» Brief
Keep every line where the word "outline" appears; drop the rest.

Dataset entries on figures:
** START **
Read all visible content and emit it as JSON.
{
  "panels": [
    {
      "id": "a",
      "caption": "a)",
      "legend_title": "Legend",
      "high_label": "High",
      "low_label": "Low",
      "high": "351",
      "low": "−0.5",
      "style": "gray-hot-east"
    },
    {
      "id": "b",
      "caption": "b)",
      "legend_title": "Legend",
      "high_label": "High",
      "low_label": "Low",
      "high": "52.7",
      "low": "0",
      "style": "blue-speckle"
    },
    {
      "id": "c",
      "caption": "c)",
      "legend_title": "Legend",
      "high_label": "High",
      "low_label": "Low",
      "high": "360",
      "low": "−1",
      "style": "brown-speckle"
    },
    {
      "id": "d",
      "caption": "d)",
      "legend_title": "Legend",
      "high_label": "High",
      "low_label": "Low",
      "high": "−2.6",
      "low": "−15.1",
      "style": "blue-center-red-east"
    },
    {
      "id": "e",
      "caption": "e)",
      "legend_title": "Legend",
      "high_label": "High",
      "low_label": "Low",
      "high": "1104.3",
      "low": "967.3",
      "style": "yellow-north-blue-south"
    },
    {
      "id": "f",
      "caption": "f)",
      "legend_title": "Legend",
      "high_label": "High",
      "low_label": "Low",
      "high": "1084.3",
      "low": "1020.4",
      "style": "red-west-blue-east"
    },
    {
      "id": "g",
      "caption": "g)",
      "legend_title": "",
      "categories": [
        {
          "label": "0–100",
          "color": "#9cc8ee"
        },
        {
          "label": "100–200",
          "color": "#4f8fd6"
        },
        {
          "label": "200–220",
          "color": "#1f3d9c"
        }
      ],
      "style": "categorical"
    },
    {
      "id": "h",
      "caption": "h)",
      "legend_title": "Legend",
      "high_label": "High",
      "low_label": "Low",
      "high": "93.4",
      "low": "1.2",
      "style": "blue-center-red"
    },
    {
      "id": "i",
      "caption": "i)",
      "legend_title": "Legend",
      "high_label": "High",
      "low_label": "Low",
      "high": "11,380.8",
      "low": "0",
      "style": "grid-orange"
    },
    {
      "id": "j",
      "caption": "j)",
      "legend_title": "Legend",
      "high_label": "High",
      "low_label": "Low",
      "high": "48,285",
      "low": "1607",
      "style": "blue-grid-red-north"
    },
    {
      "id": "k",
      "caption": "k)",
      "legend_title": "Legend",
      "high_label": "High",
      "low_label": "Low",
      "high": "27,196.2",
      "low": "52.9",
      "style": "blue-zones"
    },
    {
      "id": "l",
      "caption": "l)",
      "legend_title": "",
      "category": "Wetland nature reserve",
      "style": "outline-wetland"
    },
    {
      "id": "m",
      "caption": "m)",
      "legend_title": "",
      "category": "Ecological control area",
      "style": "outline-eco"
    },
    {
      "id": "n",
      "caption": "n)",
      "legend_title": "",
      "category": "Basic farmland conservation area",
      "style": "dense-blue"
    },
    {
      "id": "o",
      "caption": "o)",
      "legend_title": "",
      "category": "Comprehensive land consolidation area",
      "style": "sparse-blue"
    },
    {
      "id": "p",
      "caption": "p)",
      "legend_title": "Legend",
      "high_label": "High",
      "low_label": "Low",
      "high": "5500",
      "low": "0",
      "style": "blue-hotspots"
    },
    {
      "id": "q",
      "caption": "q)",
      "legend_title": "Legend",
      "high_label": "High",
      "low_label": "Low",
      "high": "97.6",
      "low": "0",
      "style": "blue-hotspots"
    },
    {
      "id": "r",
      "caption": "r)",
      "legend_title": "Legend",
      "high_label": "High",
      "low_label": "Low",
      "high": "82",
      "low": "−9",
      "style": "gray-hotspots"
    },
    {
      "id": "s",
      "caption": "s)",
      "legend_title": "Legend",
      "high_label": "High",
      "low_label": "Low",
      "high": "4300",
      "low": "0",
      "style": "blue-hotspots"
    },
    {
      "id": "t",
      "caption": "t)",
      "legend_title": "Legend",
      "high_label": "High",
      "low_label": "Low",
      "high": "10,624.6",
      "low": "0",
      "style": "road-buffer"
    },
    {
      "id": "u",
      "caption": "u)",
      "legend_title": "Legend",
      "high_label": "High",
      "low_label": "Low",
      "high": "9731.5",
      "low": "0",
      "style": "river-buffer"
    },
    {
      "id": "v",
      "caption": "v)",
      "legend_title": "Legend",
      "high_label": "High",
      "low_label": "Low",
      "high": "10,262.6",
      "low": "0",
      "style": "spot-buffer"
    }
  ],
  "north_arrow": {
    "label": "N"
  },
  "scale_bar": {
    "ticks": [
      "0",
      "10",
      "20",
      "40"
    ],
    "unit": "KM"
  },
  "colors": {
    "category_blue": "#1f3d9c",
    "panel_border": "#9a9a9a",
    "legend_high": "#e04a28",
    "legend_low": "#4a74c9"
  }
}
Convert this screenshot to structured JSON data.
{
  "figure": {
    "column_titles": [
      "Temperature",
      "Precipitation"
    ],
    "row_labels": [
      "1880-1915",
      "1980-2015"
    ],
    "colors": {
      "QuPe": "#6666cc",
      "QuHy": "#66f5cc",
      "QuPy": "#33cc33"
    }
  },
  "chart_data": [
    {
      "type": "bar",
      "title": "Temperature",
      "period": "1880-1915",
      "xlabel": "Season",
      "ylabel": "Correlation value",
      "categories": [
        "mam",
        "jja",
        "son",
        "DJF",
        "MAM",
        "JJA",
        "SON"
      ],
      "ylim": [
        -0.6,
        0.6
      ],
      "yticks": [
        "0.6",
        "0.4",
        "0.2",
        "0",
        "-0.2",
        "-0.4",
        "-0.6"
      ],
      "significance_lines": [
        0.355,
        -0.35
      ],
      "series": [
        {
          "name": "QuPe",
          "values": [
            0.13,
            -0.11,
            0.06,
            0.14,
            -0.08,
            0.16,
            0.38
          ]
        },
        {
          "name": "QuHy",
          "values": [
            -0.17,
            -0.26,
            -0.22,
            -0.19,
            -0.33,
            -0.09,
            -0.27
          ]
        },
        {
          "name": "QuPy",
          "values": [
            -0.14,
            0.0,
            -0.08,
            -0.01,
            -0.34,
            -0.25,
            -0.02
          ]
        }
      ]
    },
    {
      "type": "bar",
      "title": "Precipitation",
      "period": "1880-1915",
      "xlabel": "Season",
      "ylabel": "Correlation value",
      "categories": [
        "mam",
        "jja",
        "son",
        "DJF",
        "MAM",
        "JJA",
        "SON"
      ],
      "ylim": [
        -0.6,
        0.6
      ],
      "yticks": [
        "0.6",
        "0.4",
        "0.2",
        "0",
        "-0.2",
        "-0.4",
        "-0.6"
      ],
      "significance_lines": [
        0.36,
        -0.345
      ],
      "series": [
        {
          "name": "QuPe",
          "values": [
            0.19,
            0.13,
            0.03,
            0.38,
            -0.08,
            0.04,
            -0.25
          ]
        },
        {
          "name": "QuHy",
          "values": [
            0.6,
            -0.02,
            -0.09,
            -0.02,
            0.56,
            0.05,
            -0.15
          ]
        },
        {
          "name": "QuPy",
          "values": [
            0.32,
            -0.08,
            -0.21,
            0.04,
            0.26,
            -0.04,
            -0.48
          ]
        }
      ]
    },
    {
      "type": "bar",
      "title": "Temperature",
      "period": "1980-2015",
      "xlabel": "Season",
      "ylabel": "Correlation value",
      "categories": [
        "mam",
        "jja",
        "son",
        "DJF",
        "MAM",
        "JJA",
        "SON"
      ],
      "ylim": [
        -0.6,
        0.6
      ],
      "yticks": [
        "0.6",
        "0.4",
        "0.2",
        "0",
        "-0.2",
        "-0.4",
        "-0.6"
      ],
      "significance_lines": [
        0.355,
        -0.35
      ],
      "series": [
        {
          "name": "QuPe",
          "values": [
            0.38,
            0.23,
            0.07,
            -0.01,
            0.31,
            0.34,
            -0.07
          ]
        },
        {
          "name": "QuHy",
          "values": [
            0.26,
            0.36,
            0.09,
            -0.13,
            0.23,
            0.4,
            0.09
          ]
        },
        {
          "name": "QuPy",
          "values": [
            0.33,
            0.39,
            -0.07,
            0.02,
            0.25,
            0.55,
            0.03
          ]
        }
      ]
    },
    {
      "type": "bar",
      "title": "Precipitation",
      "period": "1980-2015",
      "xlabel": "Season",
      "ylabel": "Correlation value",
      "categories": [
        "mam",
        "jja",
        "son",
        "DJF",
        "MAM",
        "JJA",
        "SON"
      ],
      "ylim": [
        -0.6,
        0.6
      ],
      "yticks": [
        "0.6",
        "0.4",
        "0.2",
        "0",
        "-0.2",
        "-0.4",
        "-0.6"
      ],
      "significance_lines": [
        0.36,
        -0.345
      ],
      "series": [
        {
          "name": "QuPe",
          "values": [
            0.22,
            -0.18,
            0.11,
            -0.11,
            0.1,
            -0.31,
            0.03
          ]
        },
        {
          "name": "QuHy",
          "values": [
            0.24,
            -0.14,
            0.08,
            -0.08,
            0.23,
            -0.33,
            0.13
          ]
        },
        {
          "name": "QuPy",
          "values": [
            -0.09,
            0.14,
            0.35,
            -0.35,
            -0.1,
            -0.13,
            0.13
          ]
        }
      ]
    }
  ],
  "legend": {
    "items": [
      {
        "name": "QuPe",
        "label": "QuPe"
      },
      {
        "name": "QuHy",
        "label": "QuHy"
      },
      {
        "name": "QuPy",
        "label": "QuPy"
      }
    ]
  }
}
** END **
» Finished exercise
      "style": "outline-wetland"
      "style": "outline-eco"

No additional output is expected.